• **Given instruction**:
Present the following data again exactly as it is shown.

• **Listed records**:
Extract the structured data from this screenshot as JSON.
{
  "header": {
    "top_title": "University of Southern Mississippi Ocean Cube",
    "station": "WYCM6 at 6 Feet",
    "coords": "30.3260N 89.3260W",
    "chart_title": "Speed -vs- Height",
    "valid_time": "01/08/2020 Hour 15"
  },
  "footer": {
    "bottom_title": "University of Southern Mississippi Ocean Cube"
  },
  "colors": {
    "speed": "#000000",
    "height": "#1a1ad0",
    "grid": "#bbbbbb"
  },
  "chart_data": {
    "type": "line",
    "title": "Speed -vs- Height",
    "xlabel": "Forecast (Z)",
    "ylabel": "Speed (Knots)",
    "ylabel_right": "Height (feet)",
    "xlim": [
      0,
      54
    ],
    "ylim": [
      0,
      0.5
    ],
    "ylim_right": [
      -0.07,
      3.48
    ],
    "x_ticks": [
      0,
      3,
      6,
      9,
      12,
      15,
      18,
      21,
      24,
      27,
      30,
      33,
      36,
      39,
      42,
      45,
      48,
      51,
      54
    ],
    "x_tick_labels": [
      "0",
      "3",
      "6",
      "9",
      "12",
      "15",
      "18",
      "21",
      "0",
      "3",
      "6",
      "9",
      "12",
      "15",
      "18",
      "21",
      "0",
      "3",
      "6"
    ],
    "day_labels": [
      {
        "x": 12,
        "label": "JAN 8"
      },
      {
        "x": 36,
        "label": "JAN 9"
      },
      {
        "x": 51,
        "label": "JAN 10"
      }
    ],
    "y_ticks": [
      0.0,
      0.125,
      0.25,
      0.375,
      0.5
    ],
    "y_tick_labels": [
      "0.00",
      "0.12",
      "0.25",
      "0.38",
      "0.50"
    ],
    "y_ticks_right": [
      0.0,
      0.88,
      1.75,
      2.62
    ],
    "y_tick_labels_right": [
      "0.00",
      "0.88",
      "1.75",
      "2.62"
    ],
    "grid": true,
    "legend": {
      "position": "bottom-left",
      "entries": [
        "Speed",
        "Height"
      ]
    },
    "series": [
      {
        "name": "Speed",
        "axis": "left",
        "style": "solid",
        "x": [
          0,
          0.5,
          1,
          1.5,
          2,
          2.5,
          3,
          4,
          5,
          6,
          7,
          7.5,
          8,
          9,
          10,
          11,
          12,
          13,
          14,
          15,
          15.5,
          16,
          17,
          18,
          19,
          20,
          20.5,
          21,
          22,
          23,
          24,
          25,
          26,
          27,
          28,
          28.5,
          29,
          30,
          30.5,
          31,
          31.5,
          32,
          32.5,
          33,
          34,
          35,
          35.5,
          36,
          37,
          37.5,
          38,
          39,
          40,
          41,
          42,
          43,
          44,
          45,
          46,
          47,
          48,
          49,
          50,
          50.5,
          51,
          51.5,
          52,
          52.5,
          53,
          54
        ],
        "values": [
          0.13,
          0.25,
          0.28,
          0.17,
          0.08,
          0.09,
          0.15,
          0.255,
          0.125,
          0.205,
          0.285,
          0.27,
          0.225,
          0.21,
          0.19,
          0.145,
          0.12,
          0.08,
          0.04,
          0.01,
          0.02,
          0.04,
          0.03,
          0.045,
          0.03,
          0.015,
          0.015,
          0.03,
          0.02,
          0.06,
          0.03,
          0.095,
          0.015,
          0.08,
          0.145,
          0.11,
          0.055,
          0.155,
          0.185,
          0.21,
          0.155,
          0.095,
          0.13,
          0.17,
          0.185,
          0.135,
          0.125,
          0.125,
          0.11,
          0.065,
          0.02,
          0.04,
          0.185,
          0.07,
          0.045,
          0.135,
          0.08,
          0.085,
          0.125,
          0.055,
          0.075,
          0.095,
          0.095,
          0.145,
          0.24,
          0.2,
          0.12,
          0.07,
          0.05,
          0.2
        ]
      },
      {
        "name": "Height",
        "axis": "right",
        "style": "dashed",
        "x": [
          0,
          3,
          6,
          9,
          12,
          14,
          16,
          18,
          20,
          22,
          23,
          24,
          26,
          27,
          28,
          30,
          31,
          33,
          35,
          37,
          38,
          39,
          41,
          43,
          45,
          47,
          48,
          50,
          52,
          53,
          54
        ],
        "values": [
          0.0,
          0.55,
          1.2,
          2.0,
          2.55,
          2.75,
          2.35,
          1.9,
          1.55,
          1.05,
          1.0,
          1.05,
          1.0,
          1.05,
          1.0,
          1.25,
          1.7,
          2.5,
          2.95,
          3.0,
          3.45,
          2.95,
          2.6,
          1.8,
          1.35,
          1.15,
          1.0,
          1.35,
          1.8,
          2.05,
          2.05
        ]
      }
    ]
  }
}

• **Exercise response**:
Extract the structured data from this screenshot as JSON.
{
  "header": {
    "top_title": "University of Southern Mississippi Ocean Cube",
    "station": "WYCM6 at 6 Feet",
    "coords": "30.3260N 89.3260W",
    "chart_title": "Speed -vs- Height",
    "valid_time": "01/08/2020 Hour 15"
  },
  "footer": {
    "bottom_title": "University of Southern Mississippi Ocean Cube"
  },
  "colors": {
    "speed": "#000000",
    "height": "#1a1ad0",
    "grid": "#bbbbbb"
  },
  "chart_data": {
    "type": "line",
    "title": "Speed -vs- Height",
    "xlabel": "Forecast (Z)",
    "ylabel": "Speed (Knots)",
    "ylabel_right": "Height (feet)",
    "xlim": [
      0,
      54
    ],
    "ylim": [
      0,
      0.5
    ],
    "ylim_right": [
      -0.07,
      3.48
    ],
    "x_ticks": [
      0,
      3,
      6,
      9,
      12,
      15,
      18,
      21,
      24,
      27,
      30,
      33,
      36,
      39,
      42,
      45,
      48,
      51,
      54
    ],
    "x_tick_labels": [
      "0",
      "3",
      "6",
      "9",
      "12",
      "15",
      "18",
      "21",
      "0",
      "3",
      "6",
      "9",
      "12",
      "15",
      "18",
      "21",
      "0",
      "3",
      "6"
    ],
    "day_labels": [
      {
        "x": 12,
        "label": "JAN 8"
      },
      {
        "x": 36,
        "label": "JAN 9"
      },
      {
        "x": 51,
        "label": "JAN 10"
      }
    ],
    "y_ticks": [
      0.0,
      0.125,
      0.25,
      0.375,
      0.5
    ],
    "y_tick_labels": [
      "0.00",
      "0.12",
      "0.25",
      "0.38",
      "0.50"
    ],
    "y_ticks_right": [
      0.0,
      0.88,
      1.75,
      2.62
    ],
    "y_tick_labels_right": [
      "0.00",
      "0.88",
      "1.75",
      "2.62"
    ],
    "grid": true,
    "legend": {
      "position": "bottom-left",
      "entries": [
        "Speed",
        "Height"
      ]
    },
    "series": [
      {
        "name": "Speed",
        "axis": "left",
        "style": "solid",
        "x": [
          0,
          0.5,
          1,
          1.5,
          2,
          2.5,
          3,
          4,
          5,
          6,
          7,
          7.5,
          8,
          9,
          10,
          11,
          12,
          13,
          14,
          15,
          15.5,
          16,
          17,
          18,
          19,
          20,
          20.5,
          21,
          22,
          23,
          24,
          25,
          26,
          27,
          28,
          28.5,
          29,
          30,
          30.5,
          31,
          31.5,
          32,
          32.5,
          33,
          34,
          35,
          35.5,
          36,
          37,
          37.5,
          38,
          39,
          40,
          41,
          42,
          43,
          44,
          45,
          46,
          47,
          48,
          49,
          50,
          50.5,
          51,
          51.5,
          52,
          52.5,
          53,
          54
        ],
        "values": [
          0.13,
          0.25,
          0.28,
          0.17,
          0.08,
          0.09,
          0.15,
          0.255,
          0.125,
          0.205,
          0.285,
          0.27,
          0.225,
          0.21,
          0.19,
          0.145,
          0.12,
          0.08,
          0.04,
          0.01,
          0.02,
          0.04,
          0.03,
          0.045,
          0.03,
          0.015,
          0.015,
          0.03,
          0.02,
          0.06,
          0.03,
          0.095,
          0.015,
          0.08,
          0.145,
          0.11,
          0.055,
          0.155,
          0.185,
          0.21,
          0.155,
          0.095,
          0.13,
          0.17,
          0.185,
          0.135,
          0.125,
          0.125,
          0.11,
          0.065,
          0.02,
          0.04,
          0.185,
          0.07,
          0.045,
          0.135,
          0.08,
          0.085,
          0.125,
          0.055,
          0.075,
          0.095,
          0.095,
          0.145,
          0.24,
          0.2,
          0.12,
          0.07,
          0.05,
          0.2
        ]
      },
      {
        "name": "Height",
        "axis": "right",
        "style": "dashed",
        "x": [
          0,
          3,
          6,
          9,
          12,
          14,
          16,
          18,
          20,
          22,
          23,
          24,
          26,
          27,
          28,
          30,
          31,
          33,
          35,
          37,
          38,
          39,
          41,
          43,
          45,
          47,
          48,
          50,
          52,
          53,
          54
        ],
        "values": [
          0.0,
          0.55,
          1.2,
          2.0,
          2.55,
          2.75,
          2.35,
          1.9,
          1.55,
          1.05,
          1.0,
          1.05,
          1.0,
          1.05,
          1.0,
          1.25,
          1.7,
          2.5,
          2.95,
          3.0,
          3.45,
          2.95,
          2.6,
          1.8,
          1.35,
          1.15,
          1.0,
          1.35,
          1.8,
          2.05,
          2.05
        ]
      }
    ]
  }
}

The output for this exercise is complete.